Look through the records below and collect all lines that hold the string "desc".
---*---
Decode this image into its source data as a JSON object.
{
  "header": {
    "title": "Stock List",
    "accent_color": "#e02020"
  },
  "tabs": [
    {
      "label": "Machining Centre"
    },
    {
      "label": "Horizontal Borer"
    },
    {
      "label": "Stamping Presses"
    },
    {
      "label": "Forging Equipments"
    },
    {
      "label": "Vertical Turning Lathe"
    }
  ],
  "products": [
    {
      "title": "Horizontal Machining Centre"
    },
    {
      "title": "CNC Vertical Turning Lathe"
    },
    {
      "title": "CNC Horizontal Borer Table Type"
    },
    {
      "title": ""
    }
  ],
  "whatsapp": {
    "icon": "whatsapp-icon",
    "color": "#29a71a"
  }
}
---*---
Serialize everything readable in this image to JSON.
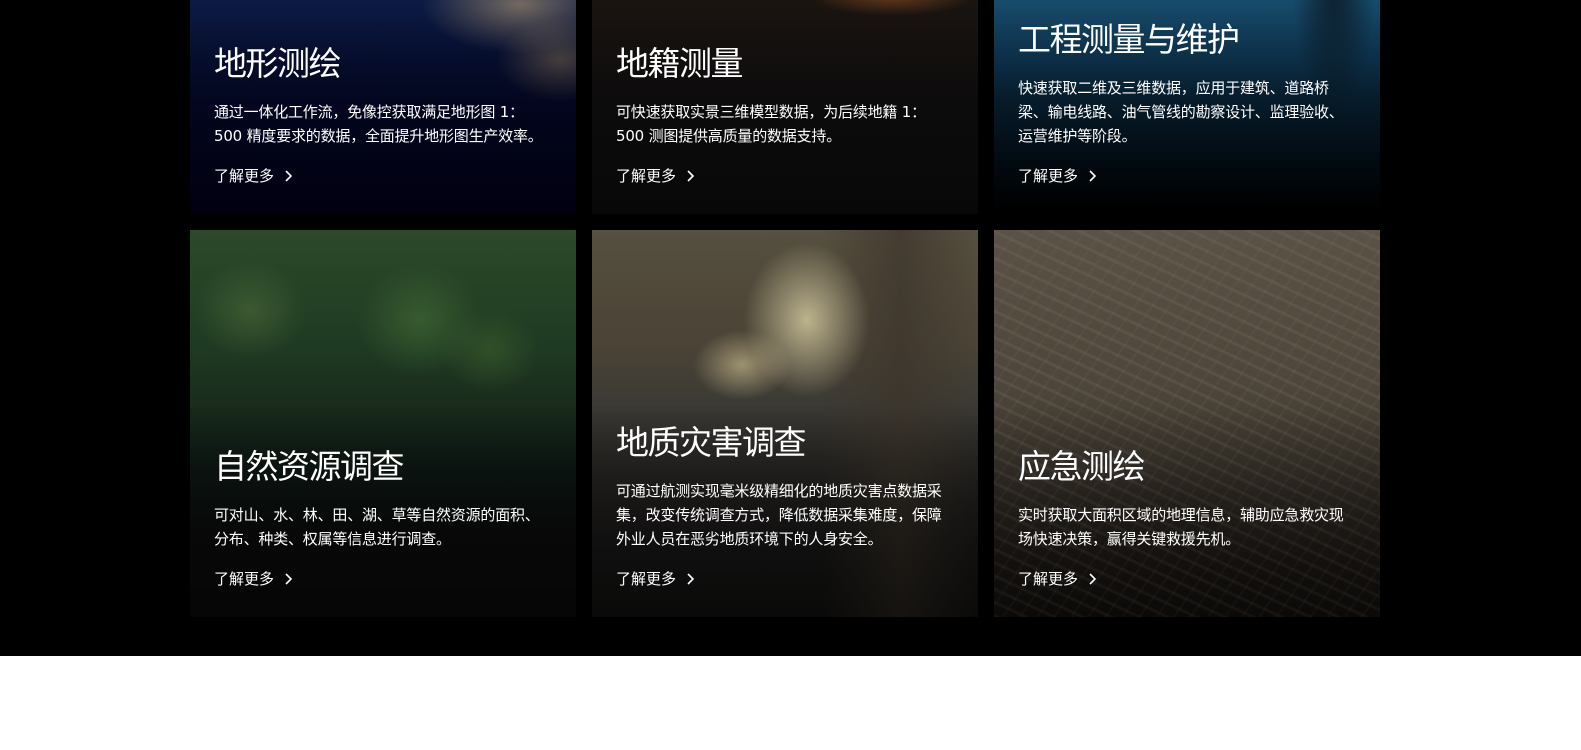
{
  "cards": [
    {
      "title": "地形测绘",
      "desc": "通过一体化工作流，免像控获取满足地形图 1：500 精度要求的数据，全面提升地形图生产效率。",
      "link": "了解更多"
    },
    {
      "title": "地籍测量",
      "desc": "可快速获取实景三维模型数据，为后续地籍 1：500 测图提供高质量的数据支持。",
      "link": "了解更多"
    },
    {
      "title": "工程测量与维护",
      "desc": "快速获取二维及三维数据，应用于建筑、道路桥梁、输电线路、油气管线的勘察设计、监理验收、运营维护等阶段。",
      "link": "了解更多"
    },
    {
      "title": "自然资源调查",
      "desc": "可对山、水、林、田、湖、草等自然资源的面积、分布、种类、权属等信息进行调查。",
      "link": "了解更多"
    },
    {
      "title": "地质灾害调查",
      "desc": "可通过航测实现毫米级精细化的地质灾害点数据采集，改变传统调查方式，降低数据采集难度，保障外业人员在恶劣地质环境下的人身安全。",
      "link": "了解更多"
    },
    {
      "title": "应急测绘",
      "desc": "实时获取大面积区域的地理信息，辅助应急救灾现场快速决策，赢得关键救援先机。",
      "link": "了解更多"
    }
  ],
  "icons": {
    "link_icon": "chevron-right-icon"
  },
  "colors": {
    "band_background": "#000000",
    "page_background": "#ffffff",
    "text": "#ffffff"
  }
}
---*---
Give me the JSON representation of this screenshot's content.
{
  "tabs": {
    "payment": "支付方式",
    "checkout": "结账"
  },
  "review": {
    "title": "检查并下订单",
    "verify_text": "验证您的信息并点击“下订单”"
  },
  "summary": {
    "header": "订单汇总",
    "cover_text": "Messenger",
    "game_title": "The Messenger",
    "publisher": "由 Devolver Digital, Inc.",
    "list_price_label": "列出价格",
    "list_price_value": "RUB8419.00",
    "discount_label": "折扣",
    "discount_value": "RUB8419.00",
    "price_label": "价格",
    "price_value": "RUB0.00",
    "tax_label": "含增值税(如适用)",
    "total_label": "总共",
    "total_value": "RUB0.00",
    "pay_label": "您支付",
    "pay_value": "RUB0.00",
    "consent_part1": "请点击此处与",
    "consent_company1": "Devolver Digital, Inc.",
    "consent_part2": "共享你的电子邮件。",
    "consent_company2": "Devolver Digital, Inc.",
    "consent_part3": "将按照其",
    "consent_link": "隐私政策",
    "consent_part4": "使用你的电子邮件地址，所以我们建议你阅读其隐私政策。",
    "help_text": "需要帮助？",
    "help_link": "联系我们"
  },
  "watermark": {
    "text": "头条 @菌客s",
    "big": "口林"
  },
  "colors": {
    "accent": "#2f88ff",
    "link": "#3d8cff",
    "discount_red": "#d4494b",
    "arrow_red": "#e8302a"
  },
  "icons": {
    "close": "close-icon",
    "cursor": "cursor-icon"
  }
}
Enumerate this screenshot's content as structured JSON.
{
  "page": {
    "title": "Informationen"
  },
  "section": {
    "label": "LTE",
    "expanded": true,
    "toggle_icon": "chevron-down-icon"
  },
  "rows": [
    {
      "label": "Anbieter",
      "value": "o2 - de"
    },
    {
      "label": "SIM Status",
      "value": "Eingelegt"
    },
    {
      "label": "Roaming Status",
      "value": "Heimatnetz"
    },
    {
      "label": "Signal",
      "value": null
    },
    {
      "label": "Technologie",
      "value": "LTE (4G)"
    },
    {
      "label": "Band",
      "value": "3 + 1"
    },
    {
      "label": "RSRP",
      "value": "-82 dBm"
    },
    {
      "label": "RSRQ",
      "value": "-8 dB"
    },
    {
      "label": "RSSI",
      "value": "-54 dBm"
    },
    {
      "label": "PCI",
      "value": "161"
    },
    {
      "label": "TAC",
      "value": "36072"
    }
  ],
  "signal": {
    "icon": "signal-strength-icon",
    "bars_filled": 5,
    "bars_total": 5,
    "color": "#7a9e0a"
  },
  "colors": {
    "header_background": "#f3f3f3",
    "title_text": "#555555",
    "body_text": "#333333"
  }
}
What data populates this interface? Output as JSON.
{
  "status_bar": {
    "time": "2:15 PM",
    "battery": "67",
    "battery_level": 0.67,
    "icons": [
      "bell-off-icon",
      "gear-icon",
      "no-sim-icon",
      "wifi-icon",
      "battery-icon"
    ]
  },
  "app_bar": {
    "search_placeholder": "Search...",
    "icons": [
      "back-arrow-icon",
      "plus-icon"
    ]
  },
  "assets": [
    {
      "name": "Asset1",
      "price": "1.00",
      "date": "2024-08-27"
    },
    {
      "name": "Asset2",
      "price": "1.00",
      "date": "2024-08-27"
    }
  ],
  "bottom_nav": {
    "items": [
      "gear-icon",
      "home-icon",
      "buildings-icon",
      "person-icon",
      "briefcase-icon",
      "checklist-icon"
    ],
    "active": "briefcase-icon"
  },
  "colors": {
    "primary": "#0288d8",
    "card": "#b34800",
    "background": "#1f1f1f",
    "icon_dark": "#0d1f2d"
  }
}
---*---
◆ **IN RESPONSE**
      "desc": "通过一体化工作流，免像控获取满足地形图 1：500 精度要求的数据，全面提升地形图生产效率。",
      "desc": "可快速获取实景三维模型数据，为后续地籍 1：500 测图提供高质量的数据支持。",
      "desc": "快速获取二维及三维数据，应用于建筑、道路桥梁、输电线路、油气管线的勘察设计、监理验收、运营维护等阶段。",
      "desc": "可对山、水、林、田、湖、草等自然资源的面积、分布、种类、权属等信息进行调查。",
      "desc": "可通过航测实现毫米级精细化的地质灾害点数据采集，改变传统调查方式，降低数据采集难度，保障外业人员在恶劣地质环境下的人身安全。",
      "desc": "实时获取大面积区域的地理信息，辅助应急救灾现场快速决策，赢得关键救援先机。",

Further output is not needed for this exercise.